* Extracted records
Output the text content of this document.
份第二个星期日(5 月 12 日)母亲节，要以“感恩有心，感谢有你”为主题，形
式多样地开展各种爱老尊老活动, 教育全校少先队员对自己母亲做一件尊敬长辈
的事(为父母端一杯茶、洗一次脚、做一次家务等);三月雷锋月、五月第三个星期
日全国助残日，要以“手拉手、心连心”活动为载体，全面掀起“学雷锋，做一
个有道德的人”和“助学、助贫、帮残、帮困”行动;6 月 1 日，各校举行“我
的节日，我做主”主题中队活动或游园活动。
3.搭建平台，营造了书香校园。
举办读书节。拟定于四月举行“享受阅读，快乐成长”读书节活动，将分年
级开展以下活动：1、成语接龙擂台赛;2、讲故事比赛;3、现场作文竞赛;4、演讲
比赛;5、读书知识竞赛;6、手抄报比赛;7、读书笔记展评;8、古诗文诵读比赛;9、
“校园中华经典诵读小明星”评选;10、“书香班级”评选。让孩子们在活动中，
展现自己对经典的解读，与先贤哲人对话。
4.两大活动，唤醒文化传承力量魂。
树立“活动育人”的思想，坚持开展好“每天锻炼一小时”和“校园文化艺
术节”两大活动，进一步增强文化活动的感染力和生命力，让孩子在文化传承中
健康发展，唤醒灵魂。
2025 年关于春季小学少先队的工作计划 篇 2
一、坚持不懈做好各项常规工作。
==
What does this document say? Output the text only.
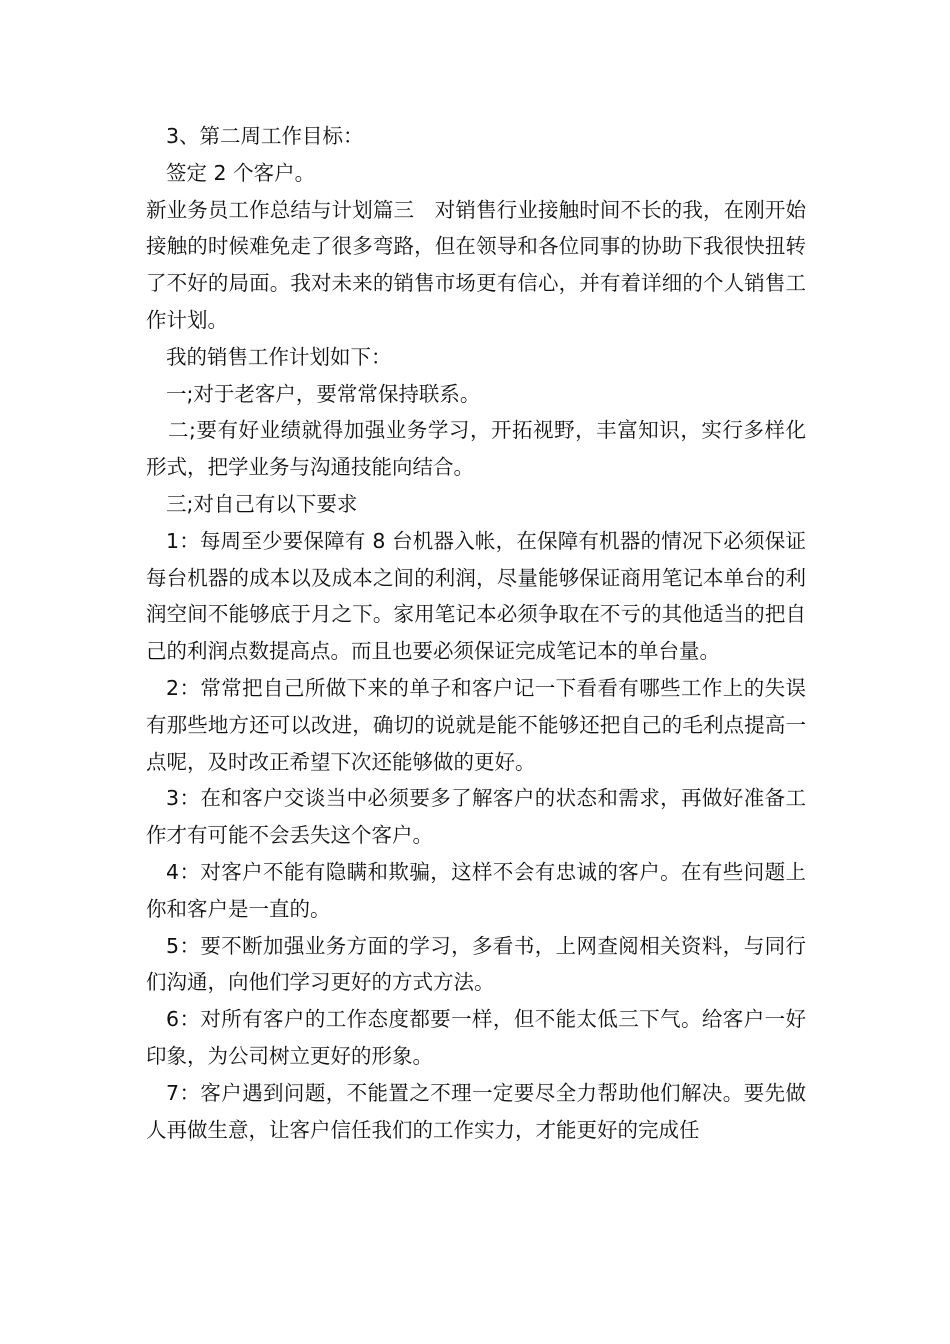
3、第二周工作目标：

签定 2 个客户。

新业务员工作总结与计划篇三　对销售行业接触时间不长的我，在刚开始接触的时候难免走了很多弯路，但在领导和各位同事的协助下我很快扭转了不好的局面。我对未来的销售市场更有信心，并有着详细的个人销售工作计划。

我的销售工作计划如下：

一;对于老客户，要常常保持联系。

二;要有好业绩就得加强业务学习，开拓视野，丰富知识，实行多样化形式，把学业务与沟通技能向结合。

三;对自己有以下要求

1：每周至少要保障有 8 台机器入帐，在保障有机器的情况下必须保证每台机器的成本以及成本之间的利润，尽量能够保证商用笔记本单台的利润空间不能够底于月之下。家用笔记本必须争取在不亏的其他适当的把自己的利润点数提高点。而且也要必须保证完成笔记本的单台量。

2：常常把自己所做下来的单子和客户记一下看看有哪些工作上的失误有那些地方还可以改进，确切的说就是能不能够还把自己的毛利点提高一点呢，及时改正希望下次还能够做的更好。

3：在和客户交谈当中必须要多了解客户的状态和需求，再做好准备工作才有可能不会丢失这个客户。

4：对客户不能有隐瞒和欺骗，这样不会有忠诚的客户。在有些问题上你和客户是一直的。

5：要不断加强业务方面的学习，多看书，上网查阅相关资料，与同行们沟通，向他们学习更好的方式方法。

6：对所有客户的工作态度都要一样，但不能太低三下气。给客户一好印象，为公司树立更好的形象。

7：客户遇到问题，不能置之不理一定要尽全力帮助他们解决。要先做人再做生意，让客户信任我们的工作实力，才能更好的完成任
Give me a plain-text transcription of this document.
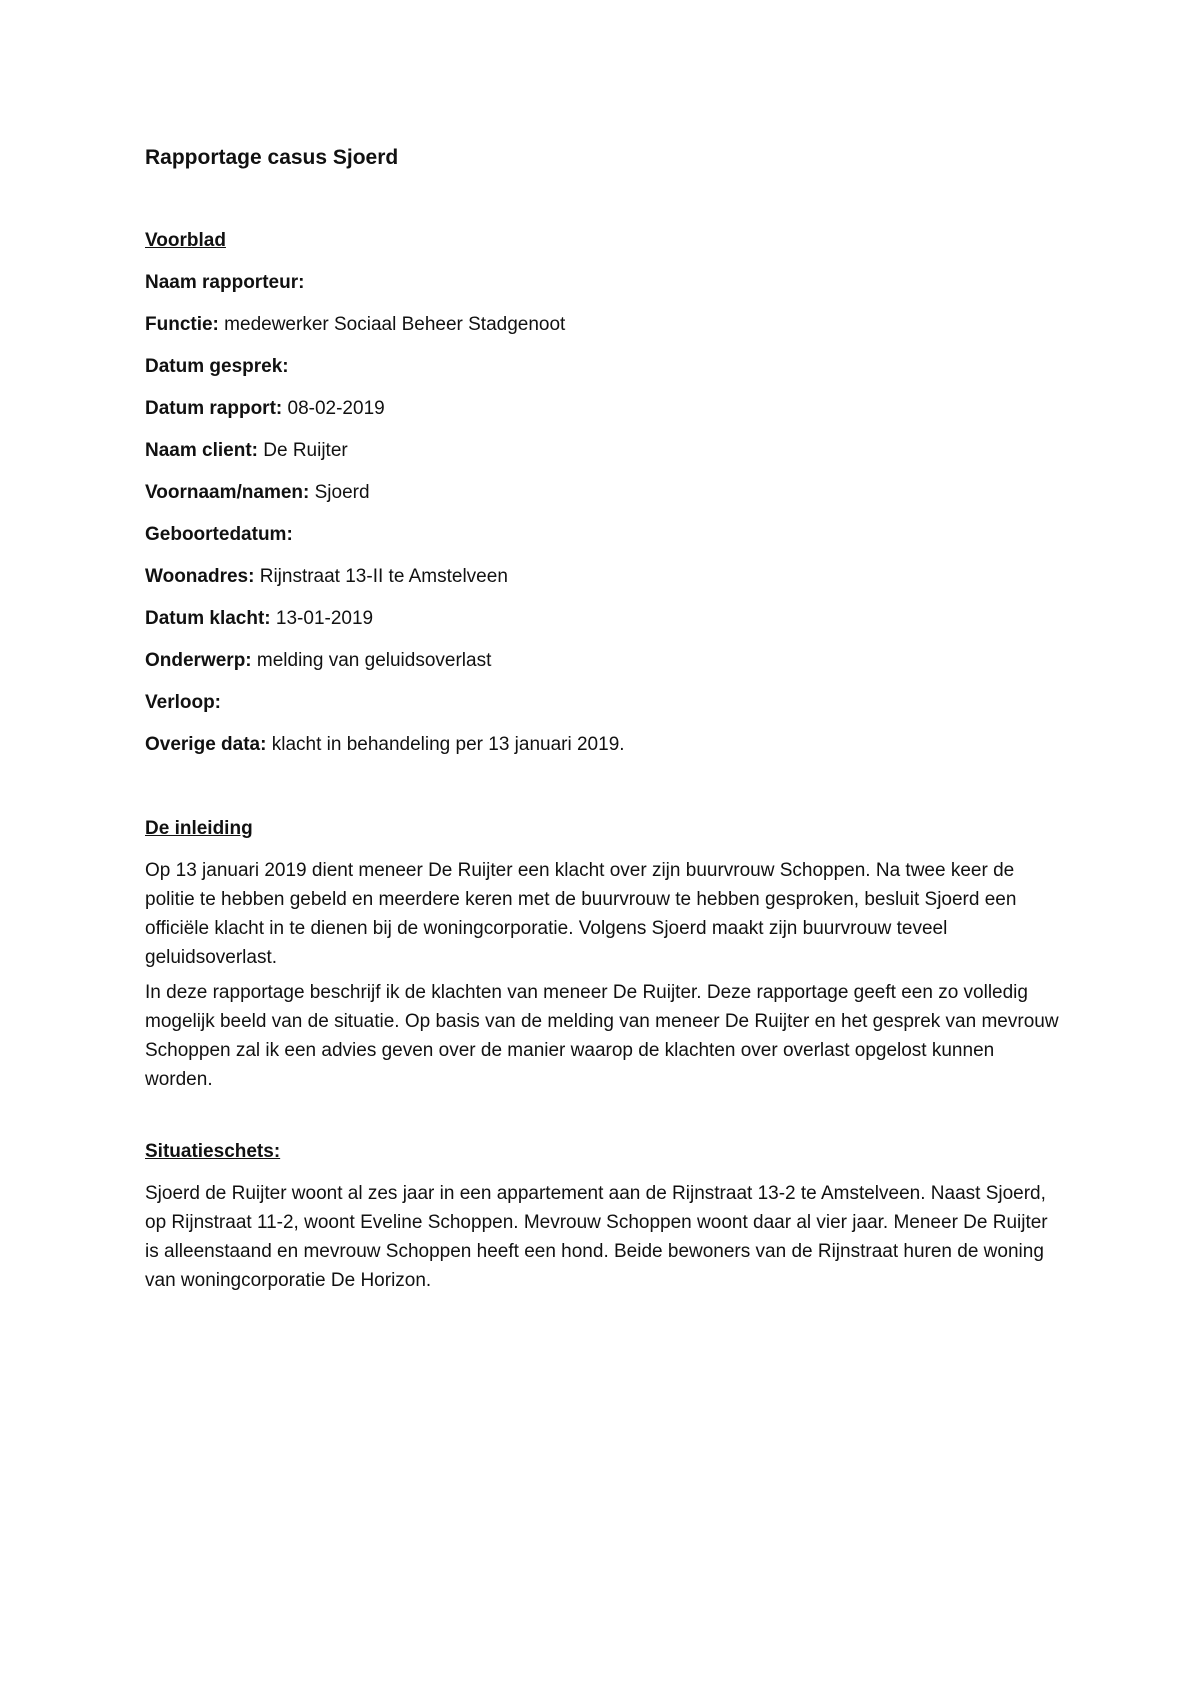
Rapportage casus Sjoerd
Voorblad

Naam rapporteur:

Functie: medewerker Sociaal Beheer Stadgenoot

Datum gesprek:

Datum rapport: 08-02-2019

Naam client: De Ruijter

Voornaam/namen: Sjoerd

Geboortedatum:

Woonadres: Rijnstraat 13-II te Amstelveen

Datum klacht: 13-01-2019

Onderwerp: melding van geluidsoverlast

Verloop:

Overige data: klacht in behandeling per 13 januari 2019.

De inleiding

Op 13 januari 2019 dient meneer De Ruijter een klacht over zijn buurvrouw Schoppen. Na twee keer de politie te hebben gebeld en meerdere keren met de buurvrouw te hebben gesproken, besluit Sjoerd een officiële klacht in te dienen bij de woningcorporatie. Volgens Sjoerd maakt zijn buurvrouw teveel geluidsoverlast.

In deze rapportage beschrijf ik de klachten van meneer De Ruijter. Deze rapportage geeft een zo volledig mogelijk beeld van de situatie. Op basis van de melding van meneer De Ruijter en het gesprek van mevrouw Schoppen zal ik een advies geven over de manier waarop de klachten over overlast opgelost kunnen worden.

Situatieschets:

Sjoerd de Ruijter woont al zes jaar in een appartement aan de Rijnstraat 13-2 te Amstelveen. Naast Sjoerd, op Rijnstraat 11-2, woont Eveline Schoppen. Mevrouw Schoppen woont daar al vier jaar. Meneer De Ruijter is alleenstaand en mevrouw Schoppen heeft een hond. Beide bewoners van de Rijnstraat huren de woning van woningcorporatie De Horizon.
...
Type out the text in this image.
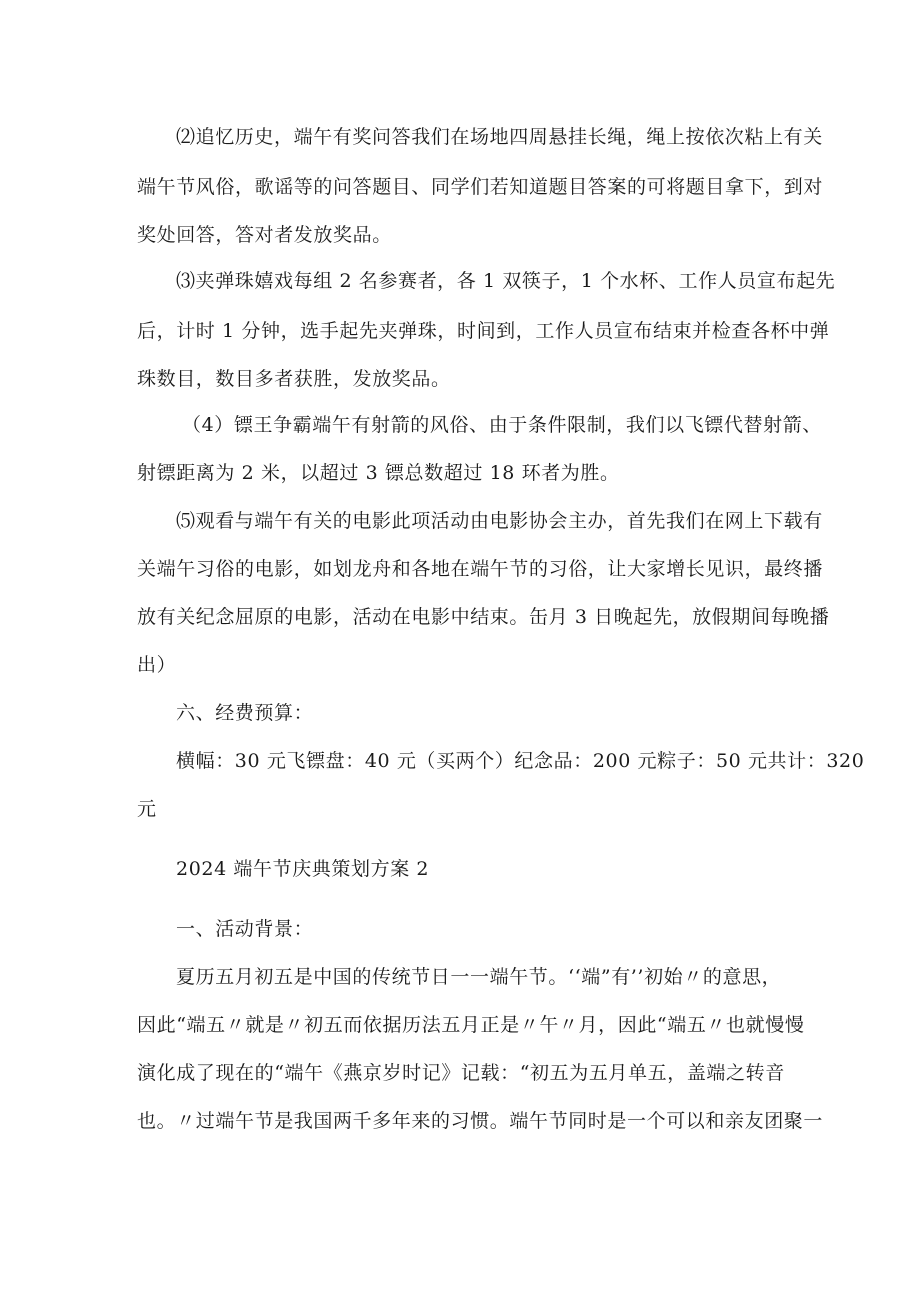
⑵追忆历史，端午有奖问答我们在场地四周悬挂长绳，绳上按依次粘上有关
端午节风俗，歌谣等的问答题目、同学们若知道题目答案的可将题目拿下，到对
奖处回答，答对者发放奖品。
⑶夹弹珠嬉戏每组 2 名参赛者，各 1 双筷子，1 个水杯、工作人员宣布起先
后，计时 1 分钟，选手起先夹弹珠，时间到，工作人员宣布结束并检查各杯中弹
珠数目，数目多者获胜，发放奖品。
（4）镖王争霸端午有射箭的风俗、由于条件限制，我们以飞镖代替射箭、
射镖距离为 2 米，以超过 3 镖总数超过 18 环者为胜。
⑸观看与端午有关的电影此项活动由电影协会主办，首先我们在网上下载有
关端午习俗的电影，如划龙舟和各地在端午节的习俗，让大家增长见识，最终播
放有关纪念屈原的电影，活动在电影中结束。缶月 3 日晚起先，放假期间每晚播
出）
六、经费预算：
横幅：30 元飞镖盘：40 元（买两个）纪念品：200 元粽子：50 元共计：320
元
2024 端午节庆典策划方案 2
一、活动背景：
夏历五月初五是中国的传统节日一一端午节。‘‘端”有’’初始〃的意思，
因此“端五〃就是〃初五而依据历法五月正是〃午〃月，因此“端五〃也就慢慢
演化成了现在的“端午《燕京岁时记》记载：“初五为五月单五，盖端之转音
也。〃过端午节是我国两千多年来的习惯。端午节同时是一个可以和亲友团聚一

* Task prompt
What count of lines in the listing contain the word "this"? Reply with the number only.

* Exercise answer
4